#### Input records
※ ※ ※

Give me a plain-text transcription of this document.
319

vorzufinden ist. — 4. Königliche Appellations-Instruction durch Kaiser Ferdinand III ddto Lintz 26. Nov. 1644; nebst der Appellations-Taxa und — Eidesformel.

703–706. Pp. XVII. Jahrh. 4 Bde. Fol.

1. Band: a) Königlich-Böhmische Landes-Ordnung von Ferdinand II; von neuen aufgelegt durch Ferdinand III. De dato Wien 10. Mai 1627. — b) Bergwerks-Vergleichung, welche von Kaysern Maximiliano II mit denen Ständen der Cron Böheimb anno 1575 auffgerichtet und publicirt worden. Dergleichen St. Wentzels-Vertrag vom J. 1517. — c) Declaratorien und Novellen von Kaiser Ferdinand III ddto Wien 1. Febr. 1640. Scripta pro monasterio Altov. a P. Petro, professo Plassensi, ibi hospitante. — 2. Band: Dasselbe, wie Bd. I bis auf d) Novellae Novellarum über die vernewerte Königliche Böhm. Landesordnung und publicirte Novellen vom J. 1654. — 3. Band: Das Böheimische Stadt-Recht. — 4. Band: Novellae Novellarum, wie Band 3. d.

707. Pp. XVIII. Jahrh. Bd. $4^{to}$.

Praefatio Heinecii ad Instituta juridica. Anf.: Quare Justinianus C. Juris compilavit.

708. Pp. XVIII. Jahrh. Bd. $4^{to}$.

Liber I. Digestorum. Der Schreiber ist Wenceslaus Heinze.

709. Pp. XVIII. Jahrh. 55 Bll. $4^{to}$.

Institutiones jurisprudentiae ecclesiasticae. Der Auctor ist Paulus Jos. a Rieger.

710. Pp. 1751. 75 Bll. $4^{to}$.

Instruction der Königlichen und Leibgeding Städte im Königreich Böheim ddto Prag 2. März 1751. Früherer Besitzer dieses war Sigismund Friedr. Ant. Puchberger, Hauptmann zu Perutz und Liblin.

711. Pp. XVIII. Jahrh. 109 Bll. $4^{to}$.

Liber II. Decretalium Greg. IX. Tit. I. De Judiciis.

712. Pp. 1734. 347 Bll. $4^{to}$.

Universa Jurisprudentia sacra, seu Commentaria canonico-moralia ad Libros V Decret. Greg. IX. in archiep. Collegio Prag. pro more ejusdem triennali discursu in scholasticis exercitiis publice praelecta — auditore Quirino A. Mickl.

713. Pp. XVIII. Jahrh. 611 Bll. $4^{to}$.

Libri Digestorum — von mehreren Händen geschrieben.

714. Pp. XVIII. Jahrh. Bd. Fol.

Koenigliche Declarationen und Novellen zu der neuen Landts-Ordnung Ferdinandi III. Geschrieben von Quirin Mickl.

※ ※ ※

#### What the task asks
Extract each line from the listing above, please, and repeat it exactly.

#### Correct output
Give me a plain-text transcription of this document.
319

vorzufinden ist. — 4. Königliche Appellations-Instruction durch Kaiser Ferdinand III ddto Lintz 26. Nov. 1644; nebst der Appellations-Taxa und — Eidesformel.

703–706. Pp. XVII. Jahrh. 4 Bde. Fol.

1. Band: a) Königlich-Böhmische Landes-Ordnung von Ferdinand II; von neuen aufgelegt durch Ferdinand III. De dato Wien 10. Mai 1627. — b) Bergwerks-Vergleichung, welche von Kaysern Maximiliano II mit denen Ständen der Cron Böheimb anno 1575 auffgerichtet und publicirt worden. Dergleichen St. Wentzels-Vertrag vom J. 1517. — c) Declaratorien und Novellen von Kaiser Ferdinand III ddto Wien 1. Febr. 1640. Scripta pro monasterio Altov. a P. Petro, professo Plassensi, ibi hospitante. — 2. Band: Dasselbe, wie Bd. I bis auf d) Novellae Novellarum über die vernewerte Königliche Böhm. Landesordnung und publicirte Novellen vom J. 1654. — 3. Band: Das Böheimische Stadt-Recht. — 4. Band: Novellae Novellarum, wie Band 3. d.

707. Pp. XVIII. Jahrh. Bd. $4^{to}$.

Praefatio Heinecii ad Instituta juridica. Anf.: Quare Justinianus C. Juris compilavit.

708. Pp. XVIII. Jahrh. Bd. $4^{to}$.

Liber I. Digestorum. Der Schreiber ist Wenceslaus Heinze.

709. Pp. XVIII. Jahrh. 55 Bll. $4^{to}$.

Institutiones jurisprudentiae ecclesiasticae. Der Auctor ist Paulus Jos. a Rieger.

710. Pp. 1751. 75 Bll. $4^{to}$.

Instruction der Königlichen und Leibgeding Städte im Königreich Böheim ddto Prag 2. März 1751. Früherer Besitzer dieses war Sigismund Friedr. Ant. Puchberger, Hauptmann zu Perutz und Liblin.

711. Pp. XVIII. Jahrh. 109 Bll. $4^{to}$.

Liber II. Decretalium Greg. IX. Tit. I. De Judiciis.

712. Pp. 1734. 347 Bll. $4^{to}$.

Universa Jurisprudentia sacra, seu Commentaria canonico-moralia ad Libros V Decret. Greg. IX. in archiep. Collegio Prag. pro more ejusdem triennali discursu in scholasticis exercitiis publice praelecta — auditore Quirino A. Mickl.

713. Pp. XVIII. Jahrh. 611 Bll. $4^{to}$.

Libri Digestorum — von mehreren Händen geschrieben.

714. Pp. XVIII. Jahrh. Bd. Fol.

Koenigliche Declarationen und Novellen zu der neuen Landts-Ordnung Ferdinandi III. Geschrieben von Quirin Mickl.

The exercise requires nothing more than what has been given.